[Figure record listings]
= = = = = = =
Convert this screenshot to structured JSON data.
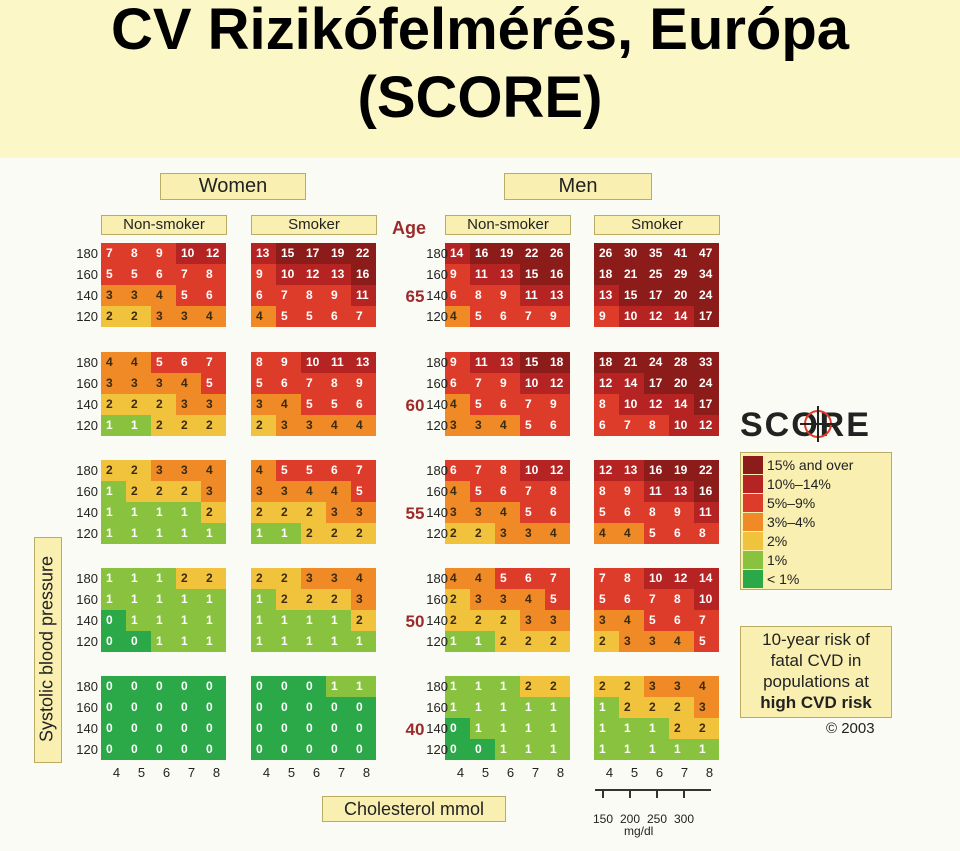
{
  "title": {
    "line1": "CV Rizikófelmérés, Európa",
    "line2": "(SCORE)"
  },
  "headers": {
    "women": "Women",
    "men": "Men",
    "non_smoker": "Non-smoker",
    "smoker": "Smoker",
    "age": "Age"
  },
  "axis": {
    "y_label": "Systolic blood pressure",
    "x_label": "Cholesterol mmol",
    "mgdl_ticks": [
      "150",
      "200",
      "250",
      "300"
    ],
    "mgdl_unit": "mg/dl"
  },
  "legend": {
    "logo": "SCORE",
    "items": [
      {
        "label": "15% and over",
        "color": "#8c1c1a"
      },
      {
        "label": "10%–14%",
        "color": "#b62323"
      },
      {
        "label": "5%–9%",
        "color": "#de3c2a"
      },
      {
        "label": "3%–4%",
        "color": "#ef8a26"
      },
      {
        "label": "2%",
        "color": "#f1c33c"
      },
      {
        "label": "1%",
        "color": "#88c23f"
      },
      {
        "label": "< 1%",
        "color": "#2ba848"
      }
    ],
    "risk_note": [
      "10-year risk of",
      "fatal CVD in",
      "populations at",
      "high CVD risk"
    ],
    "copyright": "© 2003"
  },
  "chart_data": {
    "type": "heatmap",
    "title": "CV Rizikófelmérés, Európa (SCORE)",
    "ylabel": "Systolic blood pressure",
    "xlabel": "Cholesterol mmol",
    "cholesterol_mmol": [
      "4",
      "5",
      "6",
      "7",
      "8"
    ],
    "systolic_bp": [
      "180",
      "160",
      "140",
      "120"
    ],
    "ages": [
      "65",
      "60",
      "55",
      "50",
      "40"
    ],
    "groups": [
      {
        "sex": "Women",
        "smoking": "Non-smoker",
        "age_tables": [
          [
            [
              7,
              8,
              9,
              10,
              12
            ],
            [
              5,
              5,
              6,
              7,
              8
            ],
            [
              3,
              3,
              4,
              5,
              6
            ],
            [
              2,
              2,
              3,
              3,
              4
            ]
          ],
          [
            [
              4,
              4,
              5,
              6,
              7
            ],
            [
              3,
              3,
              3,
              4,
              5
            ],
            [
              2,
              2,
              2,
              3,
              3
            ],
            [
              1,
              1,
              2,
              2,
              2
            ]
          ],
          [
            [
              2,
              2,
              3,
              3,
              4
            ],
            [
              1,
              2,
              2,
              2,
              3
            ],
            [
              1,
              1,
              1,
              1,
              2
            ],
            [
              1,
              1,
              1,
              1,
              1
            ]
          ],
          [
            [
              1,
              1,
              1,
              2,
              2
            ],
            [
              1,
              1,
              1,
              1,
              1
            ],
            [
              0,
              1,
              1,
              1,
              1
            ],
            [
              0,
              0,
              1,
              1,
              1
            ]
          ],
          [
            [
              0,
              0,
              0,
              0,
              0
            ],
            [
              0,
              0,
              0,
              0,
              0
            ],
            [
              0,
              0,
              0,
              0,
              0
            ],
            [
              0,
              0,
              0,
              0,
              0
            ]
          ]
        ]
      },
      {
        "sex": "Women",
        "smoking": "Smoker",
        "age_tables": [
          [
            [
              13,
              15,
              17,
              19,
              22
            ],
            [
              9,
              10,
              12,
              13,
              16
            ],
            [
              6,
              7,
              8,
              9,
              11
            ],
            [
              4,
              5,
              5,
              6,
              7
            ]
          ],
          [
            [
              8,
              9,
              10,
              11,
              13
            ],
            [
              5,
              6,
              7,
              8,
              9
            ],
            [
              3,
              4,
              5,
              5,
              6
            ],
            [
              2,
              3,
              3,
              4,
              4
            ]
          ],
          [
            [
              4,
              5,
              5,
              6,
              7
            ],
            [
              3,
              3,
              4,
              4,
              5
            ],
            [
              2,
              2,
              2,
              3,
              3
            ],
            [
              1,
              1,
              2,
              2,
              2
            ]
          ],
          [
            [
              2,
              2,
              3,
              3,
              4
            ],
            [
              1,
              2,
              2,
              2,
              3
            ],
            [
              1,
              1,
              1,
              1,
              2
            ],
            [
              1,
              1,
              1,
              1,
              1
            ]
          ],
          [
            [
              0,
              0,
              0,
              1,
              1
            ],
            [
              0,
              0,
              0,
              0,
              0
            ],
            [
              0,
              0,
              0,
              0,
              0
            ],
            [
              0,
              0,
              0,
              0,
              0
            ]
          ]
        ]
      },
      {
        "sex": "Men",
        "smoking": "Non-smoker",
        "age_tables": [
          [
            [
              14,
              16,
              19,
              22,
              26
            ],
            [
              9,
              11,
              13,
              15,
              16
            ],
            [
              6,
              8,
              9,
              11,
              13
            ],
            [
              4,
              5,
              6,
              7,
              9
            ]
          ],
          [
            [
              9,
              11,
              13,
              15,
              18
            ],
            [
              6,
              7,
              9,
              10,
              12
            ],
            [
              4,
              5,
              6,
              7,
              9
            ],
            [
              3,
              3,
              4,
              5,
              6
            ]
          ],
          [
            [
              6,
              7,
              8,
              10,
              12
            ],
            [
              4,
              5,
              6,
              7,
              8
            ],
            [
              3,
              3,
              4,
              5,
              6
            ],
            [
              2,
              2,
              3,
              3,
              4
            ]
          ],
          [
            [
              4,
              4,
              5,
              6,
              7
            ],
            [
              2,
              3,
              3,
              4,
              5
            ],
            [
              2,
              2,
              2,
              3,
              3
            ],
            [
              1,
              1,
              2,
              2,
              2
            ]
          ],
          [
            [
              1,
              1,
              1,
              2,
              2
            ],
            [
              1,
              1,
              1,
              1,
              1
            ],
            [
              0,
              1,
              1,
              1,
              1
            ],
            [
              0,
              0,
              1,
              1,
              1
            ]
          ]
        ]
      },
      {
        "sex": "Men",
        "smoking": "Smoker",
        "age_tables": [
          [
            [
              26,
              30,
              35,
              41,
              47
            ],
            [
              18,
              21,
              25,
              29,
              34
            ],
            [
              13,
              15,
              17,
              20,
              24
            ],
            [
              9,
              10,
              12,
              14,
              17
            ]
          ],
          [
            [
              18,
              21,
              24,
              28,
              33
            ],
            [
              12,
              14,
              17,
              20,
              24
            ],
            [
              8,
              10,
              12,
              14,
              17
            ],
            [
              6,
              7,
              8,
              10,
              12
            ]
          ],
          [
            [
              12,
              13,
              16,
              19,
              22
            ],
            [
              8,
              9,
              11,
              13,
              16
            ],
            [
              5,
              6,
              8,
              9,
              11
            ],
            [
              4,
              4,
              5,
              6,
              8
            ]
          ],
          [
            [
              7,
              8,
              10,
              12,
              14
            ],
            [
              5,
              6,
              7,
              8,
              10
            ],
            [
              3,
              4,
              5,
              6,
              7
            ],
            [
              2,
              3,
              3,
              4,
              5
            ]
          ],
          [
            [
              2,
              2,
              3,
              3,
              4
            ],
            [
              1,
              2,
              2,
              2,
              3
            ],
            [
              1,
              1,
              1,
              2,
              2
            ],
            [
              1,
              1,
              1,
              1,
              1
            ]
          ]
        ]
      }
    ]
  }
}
= = = = = = =
Restate each of the entries above word for word and skip every image.

▶ _Written response_:
Convert this screenshot to structured JSON data.
{
  "title": {
    "line1": "CV Rizikófelmérés, Európa",
    "line2": "(SCORE)"
  },
  "headers": {
    "women": "Women",
    "men": "Men",
    "non_smoker": "Non-smoker",
    "smoker": "Smoker",
    "age": "Age"
  },
  "axis": {
    "y_label": "Systolic blood pressure",
    "x_label": "Cholesterol mmol",
    "mgdl_ticks": [
      "150",
      "200",
      "250",
      "300"
    ],
    "mgdl_unit": "mg/dl"
  },
  "legend": {
    "logo": "SCORE",
    "items": [
      {
        "label": "15% and over",
        "color": "#8c1c1a"
      },
      {
        "label": "10%–14%",
        "color": "#b62323"
      },
      {
        "label": "5%–9%",
        "color": "#de3c2a"
      },
      {
        "label": "3%–4%",
        "color": "#ef8a26"
      },
      {
        "label": "2%",
        "color": "#f1c33c"
      },
      {
        "label": "1%",
        "color": "#88c23f"
      },
      {
        "label": "< 1%",
        "color": "#2ba848"
      }
    ],
    "risk_note": [
      "10-year risk of",
      "fatal CVD in",
      "populations at",
      "high CVD risk"
    ],
    "copyright": "© 2003"
  },
  "chart_data": {
    "type": "heatmap",
    "title": "CV Rizikófelmérés, Európa (SCORE)",
    "ylabel": "Systolic blood pressure",
    "xlabel": "Cholesterol mmol",
    "cholesterol_mmol": [
      "4",
      "5",
      "6",
      "7",
      "8"
    ],
    "systolic_bp": [
      "180",
      "160",
      "140",
      "120"
    ],
    "ages": [
      "65",
      "60",
      "55",
      "50",
      "40"
    ],
    "groups": [
      {
        "sex": "Women",
        "smoking": "Non-smoker",
        "age_tables": [
          [
            [
              7,
              8,
              9,
              10,
              12
            ],
            [
              5,
              5,
              6,
              7,
              8
            ],
            [
              3,
              3,
              4,
              5,
              6
            ],
            [
              2,
              2,
              3,
              3,
              4
            ]
          ],
          [
            [
              4,
              4,
              5,
              6,
              7
            ],
            [
              3,
              3,
              3,
              4,
              5
            ],
            [
              2,
              2,
              2,
              3,
              3
            ],
            [
              1,
              1,
              2,
              2,
              2
            ]
          ],
          [
            [
              2,
              2,
              3,
              3,
              4
            ],
            [
              1,
              2,
              2,
              2,
              3
            ],
            [
              1,
              1,
              1,
              1,
              2
            ],
            [
              1,
              1,
              1,
              1,
              1
            ]
          ],
          [
            [
              1,
              1,
              1,
              2,
              2
            ],
            [
              1,
              1,
              1,
              1,
              1
            ],
            [
              0,
              1,
              1,
              1,
              1
            ],
            [
              0,
              0,
              1,
              1,
              1
            ]
          ],
          [
            [
              0,
              0,
              0,
              0,
              0
            ],
            [
              0,
              0,
              0,
              0,
              0
            ],
            [
              0,
              0,
              0,
              0,
              0
            ],
            [
              0,
              0,
              0,
              0,
              0
            ]
          ]
        ]
      },
      {
        "sex": "Women",
        "smoking": "Smoker",
        "age_tables": [
          [
            [
              13,
              15,
              17,
              19,
              22
            ],
            [
              9,
              10,
              12,
              13,
              16
            ],
            [
              6,
              7,
              8,
              9,
              11
            ],
            [
              4,
              5,
              5,
              6,
              7
            ]
          ],
          [
            [
              8,
              9,
              10,
              11,
              13
            ],
            [
              5,
              6,
              7,
              8,
              9
            ],
            [
              3,
              4,
              5,
              5,
              6
            ],
            [
              2,
              3,
              3,
              4,
              4
            ]
          ],
          [
            [
              4,
              5,
              5,
              6,
              7
            ],
            [
              3,
              3,
              4,
              4,
              5
            ],
            [
              2,
              2,
              2,
              3,
              3
            ],
            [
              1,
              1,
              2,
              2,
              2
            ]
          ],
          [
            [
              2,
              2,
              3,
              3,
              4
            ],
            [
              1,
              2,
              2,
              2,
              3
            ],
            [
              1,
              1,
              1,
              1,
              2
            ],
            [
              1,
              1,
              1,
              1,
              1
            ]
          ],
          [
            [
              0,
              0,
              0,
              1,
              1
            ],
            [
              0,
              0,
              0,
              0,
              0
            ],
            [
              0,
              0,
              0,
              0,
              0
            ],
            [
              0,
              0,
              0,
              0,
              0
            ]
          ]
        ]
      },
      {
        "sex": "Men",
        "smoking": "Non-smoker",
        "age_tables": [
          [
            [
              14,
              16,
              19,
              22,
              26
            ],
            [
              9,
              11,
              13,
              15,
              16
            ],
            [
              6,
              8,
              9,
              11,
              13
            ],
            [
              4,
              5,
              6,
              7,
              9
            ]
          ],
          [
            [
              9,
              11,
              13,
              15,
              18
            ],
            [
              6,
              7,
              9,
              10,
              12
            ],
            [
              4,
              5,
              6,
              7,
              9
            ],
            [
              3,
              3,
              4,
              5,
              6
            ]
          ],
          [
            [
              6,
              7,
              8,
              10,
              12
            ],
            [
              4,
              5,
              6,
              7,
              8
            ],
            [
              3,
              3,
              4,
              5,
              6
            ],
            [
              2,
              2,
              3,
              3,
              4
            ]
          ],
          [
            [
              4,
              4,
              5,
              6,
              7
            ],
            [
              2,
              3,
              3,
              4,
              5
            ],
            [
              2,
              2,
              2,
              3,
              3
            ],
            [
              1,
              1,
              2,
              2,
              2
            ]
          ],
          [
            [
              1,
              1,
              1,
              2,
              2
            ],
            [
              1,
              1,
              1,
              1,
              1
            ],
            [
              0,
              1,
              1,
              1,
              1
            ],
            [
              0,
              0,
              1,
              1,
              1
            ]
          ]
        ]
      },
      {
        "sex": "Men",
        "smoking": "Smoker",
        "age_tables": [
          [
            [
              26,
              30,
              35,
              41,
              47
            ],
            [
              18,
              21,
              25,
              29,
              34
            ],
            [
              13,
              15,
              17,
              20,
              24
            ],
            [
              9,
              10,
              12,
              14,
              17
            ]
          ],
          [
            [
              18,
              21,
              24,
              28,
              33
            ],
            [
              12,
              14,
              17,
              20,
              24
            ],
            [
              8,
              10,
              12,
              14,
              17
            ],
            [
              6,
              7,
              8,
              10,
              12
            ]
          ],
          [
            [
              12,
              13,
              16,
              19,
              22
            ],
            [
              8,
              9,
              11,
              13,
              16
            ],
            [
              5,
              6,
              8,
              9,
              11
            ],
            [
              4,
              4,
              5,
              6,
              8
            ]
          ],
          [
            [
              7,
              8,
              10,
              12,
              14
            ],
            [
              5,
              6,
              7,
              8,
              10
            ],
            [
              3,
              4,
              5,
              6,
              7
            ],
            [
              2,
              3,
              3,
              4,
              5
            ]
          ],
          [
            [
              2,
              2,
              3,
              3,
              4
            ],
            [
              1,
              2,
              2,
              2,
              3
            ],
            [
              1,
              1,
              1,
              2,
              2
            ],
            [
              1,
              1,
              1,
              1,
              1
            ]
          ]
        ]
      }
    ]
  }
}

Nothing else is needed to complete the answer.